▶ _DATA EXTRACT_
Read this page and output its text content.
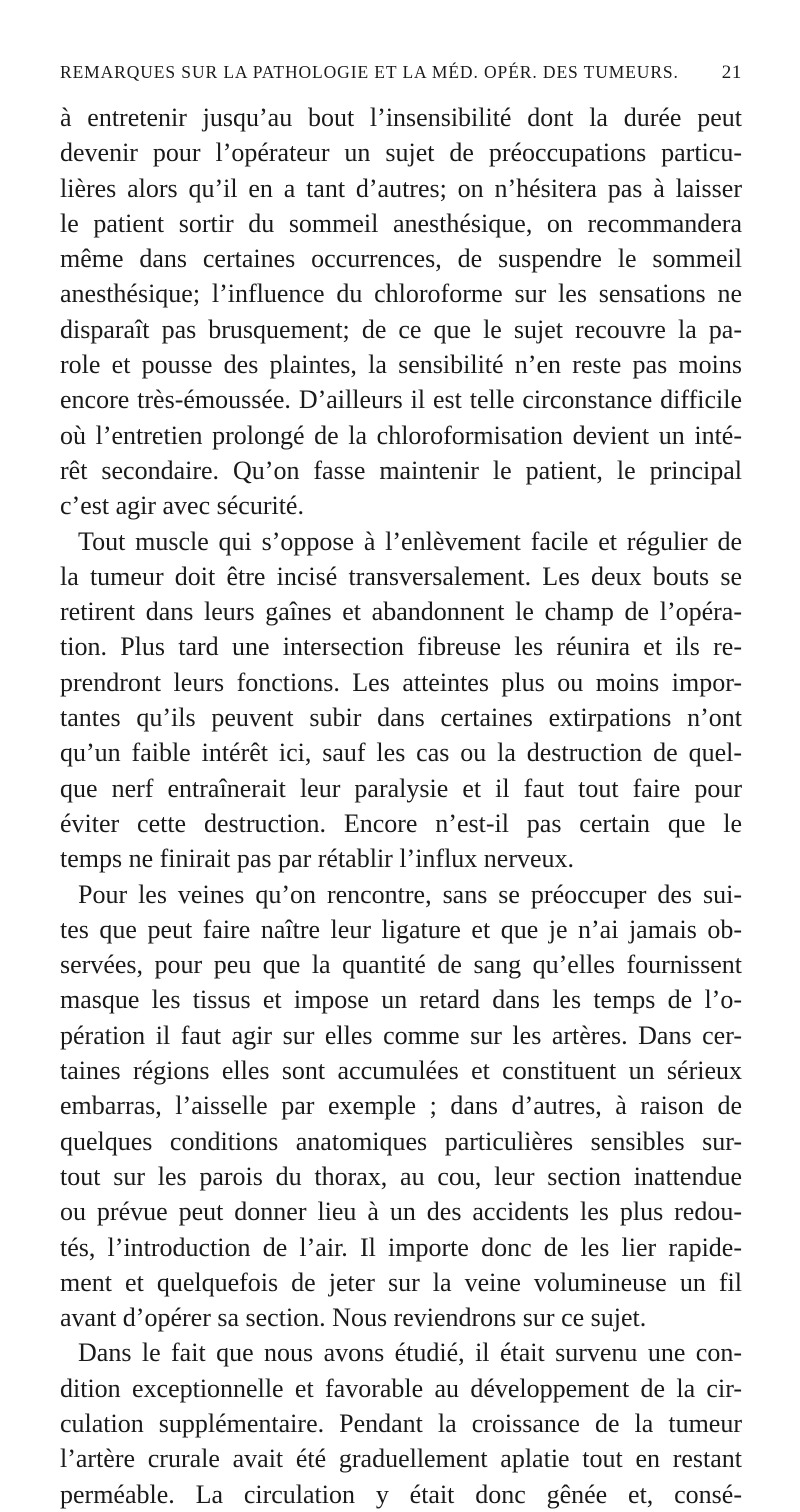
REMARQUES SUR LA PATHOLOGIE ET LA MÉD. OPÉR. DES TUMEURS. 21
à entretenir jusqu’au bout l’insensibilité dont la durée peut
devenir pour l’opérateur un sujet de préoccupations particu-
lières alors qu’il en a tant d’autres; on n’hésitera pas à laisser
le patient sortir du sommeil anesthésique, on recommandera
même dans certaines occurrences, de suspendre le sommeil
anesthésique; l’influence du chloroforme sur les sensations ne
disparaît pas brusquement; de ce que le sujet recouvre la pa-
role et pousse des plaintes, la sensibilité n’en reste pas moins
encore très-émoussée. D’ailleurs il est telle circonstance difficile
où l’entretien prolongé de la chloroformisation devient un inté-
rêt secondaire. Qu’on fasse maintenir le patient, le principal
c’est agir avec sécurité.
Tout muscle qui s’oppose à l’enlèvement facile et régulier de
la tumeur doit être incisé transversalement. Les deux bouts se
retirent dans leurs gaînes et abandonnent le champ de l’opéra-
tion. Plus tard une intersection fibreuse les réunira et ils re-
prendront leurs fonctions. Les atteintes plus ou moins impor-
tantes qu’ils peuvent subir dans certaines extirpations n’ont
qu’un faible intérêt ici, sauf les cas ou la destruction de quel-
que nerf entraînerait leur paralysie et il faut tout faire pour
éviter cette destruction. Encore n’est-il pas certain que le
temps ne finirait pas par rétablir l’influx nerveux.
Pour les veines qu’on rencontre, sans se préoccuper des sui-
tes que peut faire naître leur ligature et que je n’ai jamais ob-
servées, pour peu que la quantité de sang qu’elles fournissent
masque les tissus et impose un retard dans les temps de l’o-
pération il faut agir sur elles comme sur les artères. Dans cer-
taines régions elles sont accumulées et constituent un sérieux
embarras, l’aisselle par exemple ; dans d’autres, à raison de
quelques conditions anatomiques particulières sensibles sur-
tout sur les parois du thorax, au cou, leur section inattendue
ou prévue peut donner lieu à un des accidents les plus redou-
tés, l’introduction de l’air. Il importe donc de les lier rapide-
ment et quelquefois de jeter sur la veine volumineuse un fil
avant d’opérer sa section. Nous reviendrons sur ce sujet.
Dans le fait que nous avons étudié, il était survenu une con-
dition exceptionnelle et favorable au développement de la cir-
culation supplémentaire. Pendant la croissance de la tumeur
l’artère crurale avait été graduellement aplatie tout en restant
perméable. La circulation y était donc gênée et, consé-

---

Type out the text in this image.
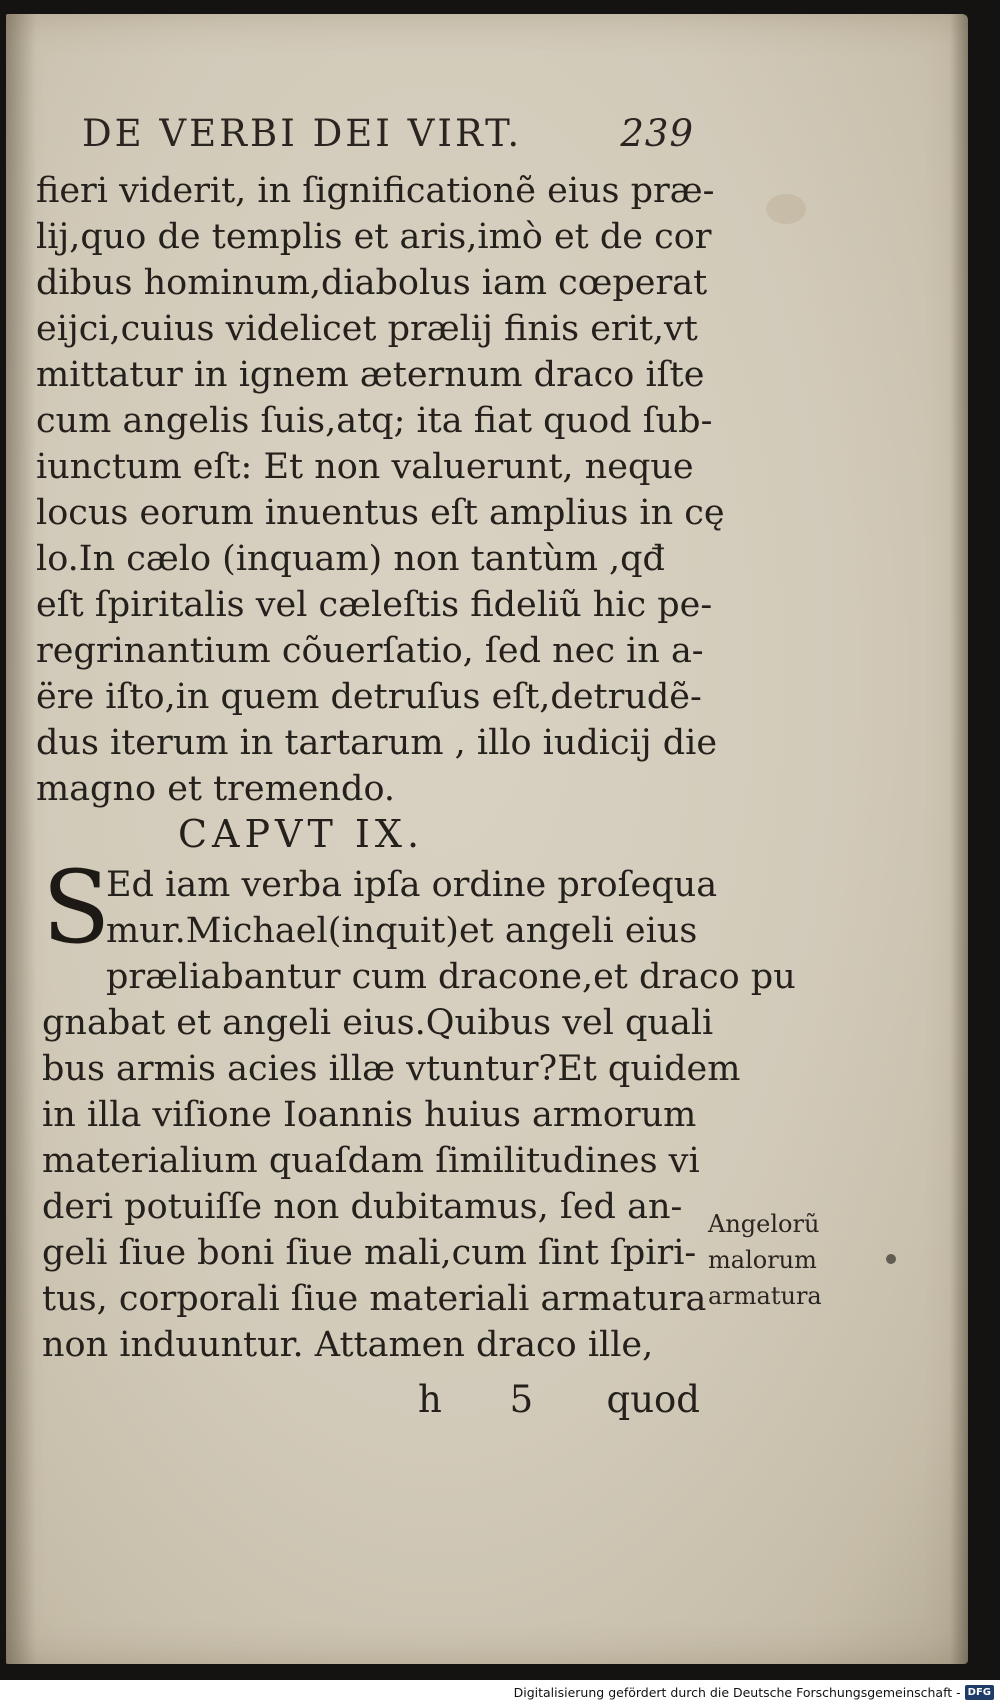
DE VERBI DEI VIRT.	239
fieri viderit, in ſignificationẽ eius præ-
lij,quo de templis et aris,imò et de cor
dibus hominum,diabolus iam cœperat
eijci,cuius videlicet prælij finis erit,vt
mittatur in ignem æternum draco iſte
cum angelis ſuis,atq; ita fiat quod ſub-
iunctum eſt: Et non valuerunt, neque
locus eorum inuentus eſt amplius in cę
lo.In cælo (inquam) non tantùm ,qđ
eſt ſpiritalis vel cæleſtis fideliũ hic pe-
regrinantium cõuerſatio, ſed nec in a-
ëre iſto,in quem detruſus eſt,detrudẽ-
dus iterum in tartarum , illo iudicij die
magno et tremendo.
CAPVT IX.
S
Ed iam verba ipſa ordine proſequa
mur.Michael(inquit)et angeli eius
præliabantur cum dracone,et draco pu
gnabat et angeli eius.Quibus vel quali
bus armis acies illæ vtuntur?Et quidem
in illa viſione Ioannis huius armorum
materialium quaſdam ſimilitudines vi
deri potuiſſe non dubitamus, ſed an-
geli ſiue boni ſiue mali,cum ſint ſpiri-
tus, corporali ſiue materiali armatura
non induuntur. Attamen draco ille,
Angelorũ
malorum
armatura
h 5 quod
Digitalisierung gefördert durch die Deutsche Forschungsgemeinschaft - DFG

▶ _TASK BRIEF_
Search the data for the word "sujet" and copy each line where it appears.

▶ _SOLUTION FOR THIS TASK_
devenir pour l’opérateur un sujet de préoccupations particu-
disparaît pas brusquement; de ce que le sujet recouvre la pa-
avant d’opérer sa section. Nous reviendrons sur ce sujet.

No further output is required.